• Work instructions: Leave the pictures out. Return all other data exactly.

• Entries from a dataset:
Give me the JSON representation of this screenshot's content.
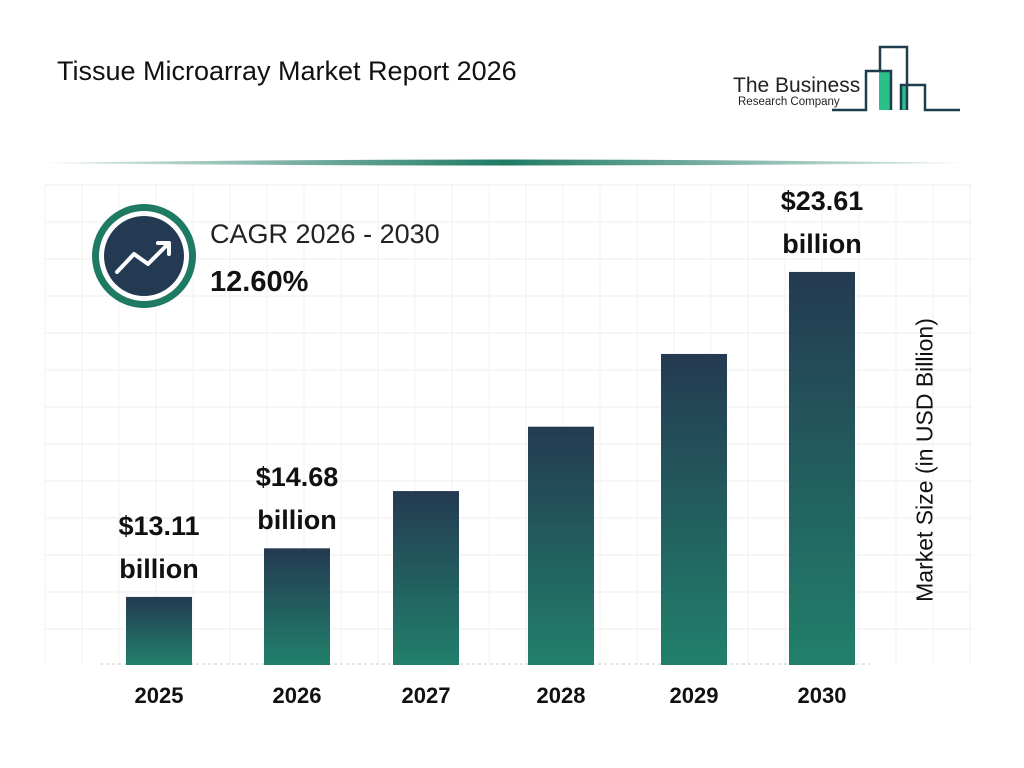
{
  "header": {
    "title": "Tissue Microarray Market Report 2026"
  },
  "logo": {
    "line1": "The Business",
    "line2": "Research Company"
  },
  "cagr": {
    "label": "CAGR 2026 - 2030",
    "value": "12.60%",
    "icon": "trend-up-arrow-icon"
  },
  "colors": {
    "bar_top": "#243a52",
    "bar_bottom": "#21806b",
    "accent": "#1f7a64",
    "logo_green": "#2bbf8a"
  },
  "chart_data": {
    "type": "bar",
    "title": "Tissue Microarray Market Report 2026",
    "categories": [
      "2025",
      "2026",
      "2027",
      "2028",
      "2029",
      "2030"
    ],
    "values": [
      13.11,
      14.68,
      16.53,
      18.61,
      20.96,
      23.61
    ],
    "data_labels": [
      {
        "value": "$13.11",
        "unit": "billion"
      },
      {
        "value": "$14.68",
        "unit": "billion"
      },
      null,
      null,
      null,
      {
        "value": "$23.61",
        "unit": "billion"
      }
    ],
    "ylabel": "Market Size (in USD Billion)",
    "xlabel": "",
    "grid": true,
    "legend": "none"
  }
}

• Exercise output:
Give me the JSON representation of this screenshot's content.
{
  "header": {
    "title": "Tissue Microarray Market Report 2026"
  },
  "logo": {
    "line1": "The Business",
    "line2": "Research Company"
  },
  "cagr": {
    "label": "CAGR 2026 - 2030",
    "value": "12.60%",
    "icon": "trend-up-arrow-icon"
  },
  "colors": {
    "bar_top": "#243a52",
    "bar_bottom": "#21806b",
    "accent": "#1f7a64",
    "logo_green": "#2bbf8a"
  },
  "chart_data": {
    "type": "bar",
    "title": "Tissue Microarray Market Report 2026",
    "categories": [
      "2025",
      "2026",
      "2027",
      "2028",
      "2029",
      "2030"
    ],
    "values": [
      13.11,
      14.68,
      16.53,
      18.61,
      20.96,
      23.61
    ],
    "data_labels": [
      {
        "value": "$13.11",
        "unit": "billion"
      },
      {
        "value": "$14.68",
        "unit": "billion"
      },
      null,
      null,
      null,
      {
        "value": "$23.61",
        "unit": "billion"
      }
    ],
    "ylabel": "Market Size (in USD Billion)",
    "xlabel": "",
    "grid": true,
    "legend": "none"
  }
}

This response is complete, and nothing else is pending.